Spot each line in the records below where the word "female" occurs, then copy it.
# Start of WORKING DATA
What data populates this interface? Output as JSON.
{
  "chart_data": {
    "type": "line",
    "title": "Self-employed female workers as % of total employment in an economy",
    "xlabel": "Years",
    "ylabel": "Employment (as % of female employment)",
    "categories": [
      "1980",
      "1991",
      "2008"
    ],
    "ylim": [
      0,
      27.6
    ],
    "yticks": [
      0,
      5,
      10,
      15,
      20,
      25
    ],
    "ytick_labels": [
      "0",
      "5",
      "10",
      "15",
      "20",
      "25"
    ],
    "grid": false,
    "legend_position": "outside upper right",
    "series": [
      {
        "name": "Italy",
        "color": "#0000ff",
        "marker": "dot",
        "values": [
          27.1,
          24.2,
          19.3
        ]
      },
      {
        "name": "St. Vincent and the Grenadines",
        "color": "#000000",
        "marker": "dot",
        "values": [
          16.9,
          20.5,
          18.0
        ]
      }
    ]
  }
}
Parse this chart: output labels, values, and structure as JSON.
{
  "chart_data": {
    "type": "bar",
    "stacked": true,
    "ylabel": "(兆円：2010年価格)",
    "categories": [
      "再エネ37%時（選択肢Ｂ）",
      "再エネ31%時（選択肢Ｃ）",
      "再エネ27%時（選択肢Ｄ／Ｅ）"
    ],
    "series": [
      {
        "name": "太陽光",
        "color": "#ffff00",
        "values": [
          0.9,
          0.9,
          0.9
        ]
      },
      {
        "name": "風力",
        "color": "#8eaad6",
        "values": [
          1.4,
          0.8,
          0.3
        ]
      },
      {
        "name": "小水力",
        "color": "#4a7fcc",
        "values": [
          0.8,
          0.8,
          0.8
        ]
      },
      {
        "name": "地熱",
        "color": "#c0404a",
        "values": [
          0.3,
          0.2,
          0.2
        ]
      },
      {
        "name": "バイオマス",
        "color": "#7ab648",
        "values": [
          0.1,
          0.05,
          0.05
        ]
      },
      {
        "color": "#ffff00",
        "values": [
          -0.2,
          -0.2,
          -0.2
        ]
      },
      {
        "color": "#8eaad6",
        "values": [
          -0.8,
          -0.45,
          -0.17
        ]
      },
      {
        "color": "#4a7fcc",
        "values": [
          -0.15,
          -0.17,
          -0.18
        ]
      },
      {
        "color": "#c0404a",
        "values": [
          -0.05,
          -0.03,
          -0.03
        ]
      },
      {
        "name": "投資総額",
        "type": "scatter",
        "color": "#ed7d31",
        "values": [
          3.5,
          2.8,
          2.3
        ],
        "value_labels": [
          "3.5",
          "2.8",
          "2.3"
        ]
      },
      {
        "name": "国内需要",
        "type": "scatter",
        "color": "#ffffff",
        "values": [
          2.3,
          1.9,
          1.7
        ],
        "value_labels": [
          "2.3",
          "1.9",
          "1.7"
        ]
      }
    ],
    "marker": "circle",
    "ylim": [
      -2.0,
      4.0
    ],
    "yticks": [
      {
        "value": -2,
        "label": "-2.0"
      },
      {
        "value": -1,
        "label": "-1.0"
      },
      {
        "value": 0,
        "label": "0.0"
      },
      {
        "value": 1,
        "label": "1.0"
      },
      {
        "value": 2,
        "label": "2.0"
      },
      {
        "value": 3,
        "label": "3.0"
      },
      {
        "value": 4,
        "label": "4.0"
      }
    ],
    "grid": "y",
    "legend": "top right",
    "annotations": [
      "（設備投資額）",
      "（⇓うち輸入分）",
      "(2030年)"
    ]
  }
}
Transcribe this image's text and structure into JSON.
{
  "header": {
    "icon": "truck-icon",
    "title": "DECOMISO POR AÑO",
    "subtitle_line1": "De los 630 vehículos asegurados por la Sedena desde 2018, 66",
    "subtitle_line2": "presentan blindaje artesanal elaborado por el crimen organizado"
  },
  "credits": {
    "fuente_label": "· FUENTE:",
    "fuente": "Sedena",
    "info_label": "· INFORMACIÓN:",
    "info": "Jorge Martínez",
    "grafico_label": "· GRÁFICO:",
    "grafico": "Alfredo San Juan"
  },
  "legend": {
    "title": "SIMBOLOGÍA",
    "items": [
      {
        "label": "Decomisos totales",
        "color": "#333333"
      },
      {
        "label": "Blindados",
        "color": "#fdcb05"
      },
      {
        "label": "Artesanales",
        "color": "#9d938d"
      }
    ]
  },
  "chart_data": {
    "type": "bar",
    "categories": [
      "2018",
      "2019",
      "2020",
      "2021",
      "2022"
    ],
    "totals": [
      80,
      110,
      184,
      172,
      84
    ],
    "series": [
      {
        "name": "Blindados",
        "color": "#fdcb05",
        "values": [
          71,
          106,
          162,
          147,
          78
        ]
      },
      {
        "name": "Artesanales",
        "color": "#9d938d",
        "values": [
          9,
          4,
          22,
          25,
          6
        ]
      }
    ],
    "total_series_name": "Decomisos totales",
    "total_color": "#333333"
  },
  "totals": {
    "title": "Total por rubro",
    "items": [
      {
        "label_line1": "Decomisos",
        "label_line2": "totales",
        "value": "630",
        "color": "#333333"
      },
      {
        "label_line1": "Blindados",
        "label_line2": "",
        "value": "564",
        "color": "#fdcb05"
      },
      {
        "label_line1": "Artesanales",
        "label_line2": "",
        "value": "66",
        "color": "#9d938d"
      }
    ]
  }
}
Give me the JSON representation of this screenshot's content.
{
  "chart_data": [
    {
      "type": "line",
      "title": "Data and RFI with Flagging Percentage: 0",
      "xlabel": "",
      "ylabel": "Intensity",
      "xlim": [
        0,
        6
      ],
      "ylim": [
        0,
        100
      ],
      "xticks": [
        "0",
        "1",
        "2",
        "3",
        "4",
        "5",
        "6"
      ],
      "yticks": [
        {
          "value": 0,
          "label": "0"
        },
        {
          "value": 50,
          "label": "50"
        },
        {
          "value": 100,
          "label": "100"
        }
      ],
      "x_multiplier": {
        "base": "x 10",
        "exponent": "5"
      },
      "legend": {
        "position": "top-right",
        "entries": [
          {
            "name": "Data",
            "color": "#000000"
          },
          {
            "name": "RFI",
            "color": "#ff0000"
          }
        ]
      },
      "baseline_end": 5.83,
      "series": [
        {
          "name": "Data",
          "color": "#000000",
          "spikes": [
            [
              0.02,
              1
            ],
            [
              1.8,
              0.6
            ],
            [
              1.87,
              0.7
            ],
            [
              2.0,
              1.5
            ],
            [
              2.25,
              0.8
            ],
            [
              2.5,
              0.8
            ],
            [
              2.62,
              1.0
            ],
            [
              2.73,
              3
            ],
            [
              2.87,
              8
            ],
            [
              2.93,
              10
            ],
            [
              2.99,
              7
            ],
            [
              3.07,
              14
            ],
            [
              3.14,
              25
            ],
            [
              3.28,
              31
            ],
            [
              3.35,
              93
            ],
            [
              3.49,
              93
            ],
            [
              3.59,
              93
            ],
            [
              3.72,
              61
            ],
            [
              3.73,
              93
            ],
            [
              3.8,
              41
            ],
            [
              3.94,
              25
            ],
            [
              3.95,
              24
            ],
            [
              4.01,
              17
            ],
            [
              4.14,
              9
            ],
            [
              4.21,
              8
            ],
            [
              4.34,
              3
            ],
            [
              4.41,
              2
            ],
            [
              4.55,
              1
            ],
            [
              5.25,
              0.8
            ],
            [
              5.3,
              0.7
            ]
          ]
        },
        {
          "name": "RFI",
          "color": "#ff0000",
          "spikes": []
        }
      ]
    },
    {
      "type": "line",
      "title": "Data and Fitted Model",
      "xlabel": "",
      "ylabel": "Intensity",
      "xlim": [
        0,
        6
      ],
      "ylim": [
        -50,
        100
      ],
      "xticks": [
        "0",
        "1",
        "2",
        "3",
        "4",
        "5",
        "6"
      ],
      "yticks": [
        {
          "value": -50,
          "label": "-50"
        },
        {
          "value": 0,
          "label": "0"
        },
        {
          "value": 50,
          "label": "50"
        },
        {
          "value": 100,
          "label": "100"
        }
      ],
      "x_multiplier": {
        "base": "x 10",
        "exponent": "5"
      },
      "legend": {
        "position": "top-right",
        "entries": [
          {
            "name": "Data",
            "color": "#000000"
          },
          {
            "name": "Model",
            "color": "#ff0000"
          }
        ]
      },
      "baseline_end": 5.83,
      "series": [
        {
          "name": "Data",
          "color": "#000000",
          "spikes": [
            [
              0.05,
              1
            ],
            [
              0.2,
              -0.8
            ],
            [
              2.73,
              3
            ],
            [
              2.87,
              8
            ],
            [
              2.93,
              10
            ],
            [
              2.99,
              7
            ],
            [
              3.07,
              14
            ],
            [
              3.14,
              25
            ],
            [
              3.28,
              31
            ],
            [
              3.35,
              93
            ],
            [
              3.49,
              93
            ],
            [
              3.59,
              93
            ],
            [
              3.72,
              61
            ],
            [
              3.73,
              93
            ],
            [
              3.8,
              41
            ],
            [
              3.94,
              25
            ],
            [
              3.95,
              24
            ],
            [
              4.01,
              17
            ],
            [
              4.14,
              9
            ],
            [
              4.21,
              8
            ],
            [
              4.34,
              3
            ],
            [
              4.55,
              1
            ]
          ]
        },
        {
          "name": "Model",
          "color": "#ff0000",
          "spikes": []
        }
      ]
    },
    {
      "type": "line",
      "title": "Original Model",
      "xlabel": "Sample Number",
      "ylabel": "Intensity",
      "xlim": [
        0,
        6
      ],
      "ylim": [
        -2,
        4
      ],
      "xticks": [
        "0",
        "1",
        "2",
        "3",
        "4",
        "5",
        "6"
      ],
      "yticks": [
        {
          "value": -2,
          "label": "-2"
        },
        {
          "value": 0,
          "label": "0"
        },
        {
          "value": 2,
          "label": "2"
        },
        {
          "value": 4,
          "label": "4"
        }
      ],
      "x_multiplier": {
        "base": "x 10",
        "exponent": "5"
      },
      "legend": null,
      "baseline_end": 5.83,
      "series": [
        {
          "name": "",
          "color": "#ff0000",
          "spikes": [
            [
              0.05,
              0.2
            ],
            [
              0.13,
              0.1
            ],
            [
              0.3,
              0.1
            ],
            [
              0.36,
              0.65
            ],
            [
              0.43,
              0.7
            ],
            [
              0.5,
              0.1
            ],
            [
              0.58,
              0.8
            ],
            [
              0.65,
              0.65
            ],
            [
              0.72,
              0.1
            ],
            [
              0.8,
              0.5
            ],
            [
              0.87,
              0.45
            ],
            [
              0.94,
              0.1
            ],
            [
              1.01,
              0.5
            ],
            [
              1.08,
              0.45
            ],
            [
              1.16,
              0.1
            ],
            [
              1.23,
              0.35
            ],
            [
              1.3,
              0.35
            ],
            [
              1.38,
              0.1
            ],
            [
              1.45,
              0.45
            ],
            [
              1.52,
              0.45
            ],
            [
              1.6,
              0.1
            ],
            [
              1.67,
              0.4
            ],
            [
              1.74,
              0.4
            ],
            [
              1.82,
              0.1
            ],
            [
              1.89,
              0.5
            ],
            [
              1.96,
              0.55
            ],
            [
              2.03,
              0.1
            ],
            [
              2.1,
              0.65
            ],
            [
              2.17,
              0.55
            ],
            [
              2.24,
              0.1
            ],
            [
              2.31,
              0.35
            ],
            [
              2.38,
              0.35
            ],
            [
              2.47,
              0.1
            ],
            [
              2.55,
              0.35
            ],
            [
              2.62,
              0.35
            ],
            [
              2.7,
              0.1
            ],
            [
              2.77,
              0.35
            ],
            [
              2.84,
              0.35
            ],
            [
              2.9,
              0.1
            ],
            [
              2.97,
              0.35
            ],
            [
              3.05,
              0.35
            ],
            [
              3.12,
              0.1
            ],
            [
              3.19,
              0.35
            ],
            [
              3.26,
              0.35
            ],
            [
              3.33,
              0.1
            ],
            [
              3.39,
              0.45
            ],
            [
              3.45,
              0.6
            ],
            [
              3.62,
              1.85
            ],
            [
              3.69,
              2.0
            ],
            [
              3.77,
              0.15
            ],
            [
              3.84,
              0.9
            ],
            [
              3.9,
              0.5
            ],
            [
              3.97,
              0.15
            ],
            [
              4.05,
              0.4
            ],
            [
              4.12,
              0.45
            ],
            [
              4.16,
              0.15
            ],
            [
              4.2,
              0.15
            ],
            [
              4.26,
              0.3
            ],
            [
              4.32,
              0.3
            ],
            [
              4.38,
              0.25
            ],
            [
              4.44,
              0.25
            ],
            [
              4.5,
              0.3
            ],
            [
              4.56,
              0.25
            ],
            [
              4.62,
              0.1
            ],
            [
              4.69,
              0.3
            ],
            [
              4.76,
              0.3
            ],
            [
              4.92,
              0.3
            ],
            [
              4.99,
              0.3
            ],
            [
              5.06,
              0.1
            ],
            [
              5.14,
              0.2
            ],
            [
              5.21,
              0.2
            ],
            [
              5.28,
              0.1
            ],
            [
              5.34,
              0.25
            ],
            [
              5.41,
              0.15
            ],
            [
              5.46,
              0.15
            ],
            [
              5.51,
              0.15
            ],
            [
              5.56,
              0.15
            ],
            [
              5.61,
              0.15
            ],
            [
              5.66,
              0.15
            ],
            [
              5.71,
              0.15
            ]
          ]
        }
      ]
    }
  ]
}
# End of WORKING DATA
(WRITTEN ANSWER):
    "title": "Self-employed female workers as % of total employment in an economy",
    "ylabel": "Employment (as % of female employment)",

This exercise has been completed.